Well, I take it back. In the past, the RMR crew often moaned about those Power Metal outfits being too cheesy or just too overboard with – well – anything. Some sweetishly rosy concoction that overdosed on too much sugar and colorful popsicles of undefined origins.
But Blind Guardian‘s newest record The God Machine made us raise our mutual heads quickly. Their brand is indeed powerful PM without the usual fondue. So, we stand corrected, this genre can actually be fun AND tough like a spiked metal fist. And – they are part of that vile mainstream that the RMR crew usually tries to avoid. You know, the devil and holy water kind of thing.
But, if it’s not stuff straight from Kiske’s kitchen, what is it then? Well, we found ourselves yet another hybrid. Their style artfully mixes good ol’ thrash with the (doubtful) delights that sturdy Power Metal brings to the mixing table. And that’s truly funky because we already had another thrash crossover, albeit with an unholy penchant for prog as their second style.

• _The tasks_:
1. Translate this sentence from the Blind Guardian review into Spanish: "Well, we found ourselves yet another hybrid."
2. Carry on the Blind Guardian review past its final sentence, in the same voice.

• _Records shown_:
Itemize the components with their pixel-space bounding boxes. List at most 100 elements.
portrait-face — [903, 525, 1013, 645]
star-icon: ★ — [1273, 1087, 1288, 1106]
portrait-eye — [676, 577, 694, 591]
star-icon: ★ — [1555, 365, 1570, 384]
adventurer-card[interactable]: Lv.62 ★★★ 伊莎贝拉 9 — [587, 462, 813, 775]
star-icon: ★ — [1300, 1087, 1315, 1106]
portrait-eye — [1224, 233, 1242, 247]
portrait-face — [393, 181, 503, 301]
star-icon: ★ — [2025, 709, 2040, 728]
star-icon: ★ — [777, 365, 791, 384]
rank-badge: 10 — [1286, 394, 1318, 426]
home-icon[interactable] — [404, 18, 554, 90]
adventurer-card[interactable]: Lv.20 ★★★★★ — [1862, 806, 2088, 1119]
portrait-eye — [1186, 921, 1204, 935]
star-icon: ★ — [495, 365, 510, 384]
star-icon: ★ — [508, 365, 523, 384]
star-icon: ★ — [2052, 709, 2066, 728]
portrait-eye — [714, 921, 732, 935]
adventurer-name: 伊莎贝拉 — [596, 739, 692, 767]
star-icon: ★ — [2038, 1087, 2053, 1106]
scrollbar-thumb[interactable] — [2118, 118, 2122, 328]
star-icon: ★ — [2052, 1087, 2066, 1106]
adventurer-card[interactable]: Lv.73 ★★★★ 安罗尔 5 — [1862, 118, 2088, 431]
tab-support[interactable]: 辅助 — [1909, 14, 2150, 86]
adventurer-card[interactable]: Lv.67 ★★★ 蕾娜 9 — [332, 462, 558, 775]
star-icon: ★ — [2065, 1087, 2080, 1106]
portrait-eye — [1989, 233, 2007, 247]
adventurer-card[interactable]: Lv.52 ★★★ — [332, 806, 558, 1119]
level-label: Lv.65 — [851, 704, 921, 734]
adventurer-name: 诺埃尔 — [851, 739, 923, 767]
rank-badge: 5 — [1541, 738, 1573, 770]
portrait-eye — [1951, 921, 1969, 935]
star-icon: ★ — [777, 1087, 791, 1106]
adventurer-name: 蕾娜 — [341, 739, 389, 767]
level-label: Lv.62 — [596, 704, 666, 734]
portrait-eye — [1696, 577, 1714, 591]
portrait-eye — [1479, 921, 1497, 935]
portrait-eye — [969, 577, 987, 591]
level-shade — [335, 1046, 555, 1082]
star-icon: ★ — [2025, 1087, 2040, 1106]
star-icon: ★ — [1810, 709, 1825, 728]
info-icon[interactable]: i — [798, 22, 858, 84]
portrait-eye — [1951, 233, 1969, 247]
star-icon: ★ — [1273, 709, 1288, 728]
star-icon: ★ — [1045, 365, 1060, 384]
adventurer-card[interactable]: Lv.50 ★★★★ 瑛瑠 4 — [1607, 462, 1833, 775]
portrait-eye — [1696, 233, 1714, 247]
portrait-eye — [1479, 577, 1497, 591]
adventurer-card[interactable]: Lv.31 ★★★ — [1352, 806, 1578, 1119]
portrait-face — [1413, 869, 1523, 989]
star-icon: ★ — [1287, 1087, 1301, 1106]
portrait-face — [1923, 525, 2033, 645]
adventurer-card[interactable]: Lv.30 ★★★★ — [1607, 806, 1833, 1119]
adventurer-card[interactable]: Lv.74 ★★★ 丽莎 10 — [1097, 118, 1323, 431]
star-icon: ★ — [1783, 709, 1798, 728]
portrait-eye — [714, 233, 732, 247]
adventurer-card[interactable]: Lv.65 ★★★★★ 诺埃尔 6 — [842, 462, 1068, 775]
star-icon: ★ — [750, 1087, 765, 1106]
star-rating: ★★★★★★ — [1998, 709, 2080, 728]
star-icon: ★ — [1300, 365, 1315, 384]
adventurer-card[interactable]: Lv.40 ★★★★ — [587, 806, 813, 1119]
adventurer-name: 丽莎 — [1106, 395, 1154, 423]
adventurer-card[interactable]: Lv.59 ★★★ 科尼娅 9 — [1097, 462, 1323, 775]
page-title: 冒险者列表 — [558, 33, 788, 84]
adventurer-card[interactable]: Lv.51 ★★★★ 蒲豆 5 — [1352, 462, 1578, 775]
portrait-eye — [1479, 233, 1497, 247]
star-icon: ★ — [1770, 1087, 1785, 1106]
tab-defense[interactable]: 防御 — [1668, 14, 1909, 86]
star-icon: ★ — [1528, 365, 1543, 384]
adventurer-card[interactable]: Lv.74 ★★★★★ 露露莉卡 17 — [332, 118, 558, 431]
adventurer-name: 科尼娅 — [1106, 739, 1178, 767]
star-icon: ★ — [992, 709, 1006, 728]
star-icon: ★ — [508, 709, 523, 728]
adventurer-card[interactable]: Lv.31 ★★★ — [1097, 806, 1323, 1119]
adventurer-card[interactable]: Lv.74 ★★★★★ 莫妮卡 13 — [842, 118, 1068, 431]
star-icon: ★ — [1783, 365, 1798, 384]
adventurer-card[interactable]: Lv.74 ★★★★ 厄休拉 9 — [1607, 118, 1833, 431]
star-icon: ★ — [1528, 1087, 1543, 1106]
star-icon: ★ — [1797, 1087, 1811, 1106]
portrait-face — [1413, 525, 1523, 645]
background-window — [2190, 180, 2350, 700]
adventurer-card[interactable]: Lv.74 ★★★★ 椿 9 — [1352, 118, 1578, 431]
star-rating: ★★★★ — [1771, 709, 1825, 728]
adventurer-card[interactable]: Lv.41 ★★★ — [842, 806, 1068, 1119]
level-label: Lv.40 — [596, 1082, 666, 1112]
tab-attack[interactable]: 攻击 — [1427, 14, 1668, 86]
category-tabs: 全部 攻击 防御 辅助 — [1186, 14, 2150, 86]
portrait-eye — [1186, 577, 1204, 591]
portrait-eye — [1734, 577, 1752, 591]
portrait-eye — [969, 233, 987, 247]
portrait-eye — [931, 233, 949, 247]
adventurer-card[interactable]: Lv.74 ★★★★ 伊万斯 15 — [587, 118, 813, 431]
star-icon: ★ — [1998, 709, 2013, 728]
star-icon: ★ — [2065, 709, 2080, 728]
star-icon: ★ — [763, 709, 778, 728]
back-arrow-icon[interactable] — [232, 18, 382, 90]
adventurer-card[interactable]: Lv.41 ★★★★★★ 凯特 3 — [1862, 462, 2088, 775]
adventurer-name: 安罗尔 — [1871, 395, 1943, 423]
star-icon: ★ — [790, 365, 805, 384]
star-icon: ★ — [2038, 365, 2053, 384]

• _Final answers_:
1. Bueno, nos encontramos con otro híbrido más.

2.
Now, The God Machine here seamlessly joins the tough offerings thrash has on display with those symphonic orchestrations the PM guys often garnish their fare with. And they do this smoothly without creating the impression that Hetfield’s pulling some strings somewhere backstage. The level of geeky integration of both styles is at least as good as the one of the aforementioned thrash/prog folks. In other words, you’ll never get that sinking feeling that you just locked on to a Metallica cover band of sorts. In addition, Blind Guardian here will tone it down to suave levels at certain moments that’ll warrant a comparison with Kamelot, notably on slower charges like Let It Be No More. So, we got true mastery here that proudly waltzes in on a production unmarred by mistakes other bands often make.
In a way, the record is a straightforward one. You get it directly from The Machine without any fluff and unnecessary accouterments. A standalone album if there ever was one, and that’s a good thing. Because RMR here, for some reason, never grabbed a Blind Guardian record for review, and that’s a pity. The wares on offer here are pretty impressive. From insane riffing to stellar shredded solos, heroically belted vocals, and drum work that’s mostly on par with the overall tune, it’s all there. But then, these guys have been around the block a few times, given that they started back in 1988 or thereabouts.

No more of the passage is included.